TASK DIRECTIONS ▸
Quote the data below in full, please, without altering anything.

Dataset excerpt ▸
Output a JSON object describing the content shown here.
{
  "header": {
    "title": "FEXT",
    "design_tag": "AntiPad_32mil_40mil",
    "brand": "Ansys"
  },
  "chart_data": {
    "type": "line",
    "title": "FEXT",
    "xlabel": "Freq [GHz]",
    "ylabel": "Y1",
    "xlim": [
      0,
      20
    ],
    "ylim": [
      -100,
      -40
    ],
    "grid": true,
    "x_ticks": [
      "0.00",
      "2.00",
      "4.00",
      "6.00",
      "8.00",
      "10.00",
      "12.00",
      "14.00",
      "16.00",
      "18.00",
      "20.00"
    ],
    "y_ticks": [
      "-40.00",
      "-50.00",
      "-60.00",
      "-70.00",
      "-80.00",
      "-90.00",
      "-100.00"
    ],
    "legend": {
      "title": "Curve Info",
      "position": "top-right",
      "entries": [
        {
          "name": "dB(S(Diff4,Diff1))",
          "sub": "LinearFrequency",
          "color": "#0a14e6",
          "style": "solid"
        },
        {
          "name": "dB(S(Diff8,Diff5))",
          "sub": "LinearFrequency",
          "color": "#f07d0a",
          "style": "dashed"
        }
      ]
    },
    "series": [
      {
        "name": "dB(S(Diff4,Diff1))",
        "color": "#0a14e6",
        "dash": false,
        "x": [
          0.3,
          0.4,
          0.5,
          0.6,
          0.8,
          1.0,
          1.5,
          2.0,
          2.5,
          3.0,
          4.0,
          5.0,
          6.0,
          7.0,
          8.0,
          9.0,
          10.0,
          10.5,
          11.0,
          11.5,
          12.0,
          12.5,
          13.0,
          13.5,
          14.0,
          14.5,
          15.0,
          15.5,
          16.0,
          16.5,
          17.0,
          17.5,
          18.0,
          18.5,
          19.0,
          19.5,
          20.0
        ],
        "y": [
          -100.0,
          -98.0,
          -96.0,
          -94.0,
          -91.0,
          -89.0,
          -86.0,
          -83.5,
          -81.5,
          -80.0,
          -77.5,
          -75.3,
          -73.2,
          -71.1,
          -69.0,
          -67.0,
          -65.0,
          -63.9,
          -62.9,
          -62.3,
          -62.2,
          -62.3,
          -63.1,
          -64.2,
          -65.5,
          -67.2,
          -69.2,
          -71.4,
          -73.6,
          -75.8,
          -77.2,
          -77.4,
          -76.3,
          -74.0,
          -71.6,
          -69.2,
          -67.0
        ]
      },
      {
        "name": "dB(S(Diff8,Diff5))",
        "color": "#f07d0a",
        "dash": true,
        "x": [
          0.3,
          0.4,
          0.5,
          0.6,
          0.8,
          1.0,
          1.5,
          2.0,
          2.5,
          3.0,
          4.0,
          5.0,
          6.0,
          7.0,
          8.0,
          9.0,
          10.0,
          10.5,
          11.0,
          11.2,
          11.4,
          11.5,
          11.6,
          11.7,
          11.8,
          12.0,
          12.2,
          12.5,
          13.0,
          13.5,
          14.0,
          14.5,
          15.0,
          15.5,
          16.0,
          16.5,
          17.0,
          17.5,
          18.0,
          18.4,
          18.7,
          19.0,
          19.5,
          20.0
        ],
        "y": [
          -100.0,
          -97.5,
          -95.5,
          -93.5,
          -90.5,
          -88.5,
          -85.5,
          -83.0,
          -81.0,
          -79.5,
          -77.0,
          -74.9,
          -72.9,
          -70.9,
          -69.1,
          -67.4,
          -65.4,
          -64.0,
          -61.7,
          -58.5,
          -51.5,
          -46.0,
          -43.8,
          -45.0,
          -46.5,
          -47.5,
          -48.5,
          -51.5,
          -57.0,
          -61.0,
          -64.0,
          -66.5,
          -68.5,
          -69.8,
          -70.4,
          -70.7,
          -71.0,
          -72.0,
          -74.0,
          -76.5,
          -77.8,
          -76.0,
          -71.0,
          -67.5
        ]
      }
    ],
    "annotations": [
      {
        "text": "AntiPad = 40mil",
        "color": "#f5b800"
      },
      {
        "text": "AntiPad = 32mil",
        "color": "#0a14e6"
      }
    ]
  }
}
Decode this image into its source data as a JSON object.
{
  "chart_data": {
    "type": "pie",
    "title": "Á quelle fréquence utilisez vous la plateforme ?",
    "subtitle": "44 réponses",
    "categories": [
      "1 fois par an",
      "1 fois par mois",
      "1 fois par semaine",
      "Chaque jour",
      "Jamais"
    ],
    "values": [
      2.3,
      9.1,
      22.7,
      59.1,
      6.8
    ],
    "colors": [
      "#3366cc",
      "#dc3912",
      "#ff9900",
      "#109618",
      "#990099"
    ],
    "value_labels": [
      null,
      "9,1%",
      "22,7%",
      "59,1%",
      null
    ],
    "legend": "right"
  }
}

TASK OUTPUT ▸
Output a JSON object describing the content shown here.
{
  "header": {
    "title": "FEXT",
    "design_tag": "AntiPad_32mil_40mil",
    "brand": "Ansys"
  },
  "chart_data": {
    "type": "line",
    "title": "FEXT",
    "xlabel": "Freq [GHz]",
    "ylabel": "Y1",
    "xlim": [
      0,
      20
    ],
    "ylim": [
      -100,
      -40
    ],
    "grid": true,
    "x_ticks": [
      "0.00",
      "2.00",
      "4.00",
      "6.00",
      "8.00",
      "10.00",
      "12.00",
      "14.00",
      "16.00",
      "18.00",
      "20.00"
    ],
    "y_ticks": [
      "-40.00",
      "-50.00",
      "-60.00",
      "-70.00",
      "-80.00",
      "-90.00",
      "-100.00"
    ],
    "legend": {
      "title": "Curve Info",
      "position": "top-right",
      "entries": [
        {
          "name": "dB(S(Diff4,Diff1))",
          "sub": "LinearFrequency",
          "color": "#0a14e6",
          "style": "solid"
        },
        {
          "name": "dB(S(Diff8,Diff5))",
          "sub": "LinearFrequency",
          "color": "#f07d0a",
          "style": "dashed"
        }
      ]
    },
    "series": [
      {
        "name": "dB(S(Diff4,Diff1))",
        "color": "#0a14e6",
        "dash": false,
        "x": [
          0.3,
          0.4,
          0.5,
          0.6,
          0.8,
          1.0,
          1.5,
          2.0,
          2.5,
          3.0,
          4.0,
          5.0,
          6.0,
          7.0,
          8.0,
          9.0,
          10.0,
          10.5,
          11.0,
          11.5,
          12.0,
          12.5,
          13.0,
          13.5,
          14.0,
          14.5,
          15.0,
          15.5,
          16.0,
          16.5,
          17.0,
          17.5,
          18.0,
          18.5,
          19.0,
          19.5,
          20.0
        ],
        "y": [
          -100.0,
          -98.0,
          -96.0,
          -94.0,
          -91.0,
          -89.0,
          -86.0,
          -83.5,
          -81.5,
          -80.0,
          -77.5,
          -75.3,
          -73.2,
          -71.1,
          -69.0,
          -67.0,
          -65.0,
          -63.9,
          -62.9,
          -62.3,
          -62.2,
          -62.3,
          -63.1,
          -64.2,
          -65.5,
          -67.2,
          -69.2,
          -71.4,
          -73.6,
          -75.8,
          -77.2,
          -77.4,
          -76.3,
          -74.0,
          -71.6,
          -69.2,
          -67.0
        ]
      },
      {
        "name": "dB(S(Diff8,Diff5))",
        "color": "#f07d0a",
        "dash": true,
        "x": [
          0.3,
          0.4,
          0.5,
          0.6,
          0.8,
          1.0,
          1.5,
          2.0,
          2.5,
          3.0,
          4.0,
          5.0,
          6.0,
          7.0,
          8.0,
          9.0,
          10.0,
          10.5,
          11.0,
          11.2,
          11.4,
          11.5,
          11.6,
          11.7,
          11.8,
          12.0,
          12.2,
          12.5,
          13.0,
          13.5,
          14.0,
          14.5,
          15.0,
          15.5,
          16.0,
          16.5,
          17.0,
          17.5,
          18.0,
          18.4,
          18.7,
          19.0,
          19.5,
          20.0
        ],
        "y": [
          -100.0,
          -97.5,
          -95.5,
          -93.5,
          -90.5,
          -88.5,
          -85.5,
          -83.0,
          -81.0,
          -79.5,
          -77.0,
          -74.9,
          -72.9,
          -70.9,
          -69.1,
          -67.4,
          -65.4,
          -64.0,
          -61.7,
          -58.5,
          -51.5,
          -46.0,
          -43.8,
          -45.0,
          -46.5,
          -47.5,
          -48.5,
          -51.5,
          -57.0,
          -61.0,
          -64.0,
          -66.5,
          -68.5,
          -69.8,
          -70.4,
          -70.7,
          -71.0,
          -72.0,
          -74.0,
          -76.5,
          -77.8,
          -76.0,
          -71.0,
          -67.5
        ]
      }
    ],
    "annotations": [
      {
        "text": "AntiPad = 40mil",
        "color": "#f5b800"
      },
      {
        "text": "AntiPad = 32mil",
        "color": "#0a14e6"
      }
    ]
  }
}
Decode this image into its source data as a JSON object.
{
  "chart_data": {
    "type": "pie",
    "title": "Á quelle fréquence utilisez vous la plateforme ?",
    "subtitle": "44 réponses",
    "categories": [
      "1 fois par an",
      "1 fois par mois",
      "1 fois par semaine",
      "Chaque jour",
      "Jamais"
    ],
    "values": [
      2.3,
      9.1,
      22.7,
      59.1,
      6.8
    ],
    "colors": [
      "#3366cc",
      "#dc3912",
      "#ff9900",
      "#109618",
      "#990099"
    ],
    "value_labels": [
      null,
      "9,1%",
      "22,7%",
      "59,1%",
      null
    ],
    "legend": "right"
  }
}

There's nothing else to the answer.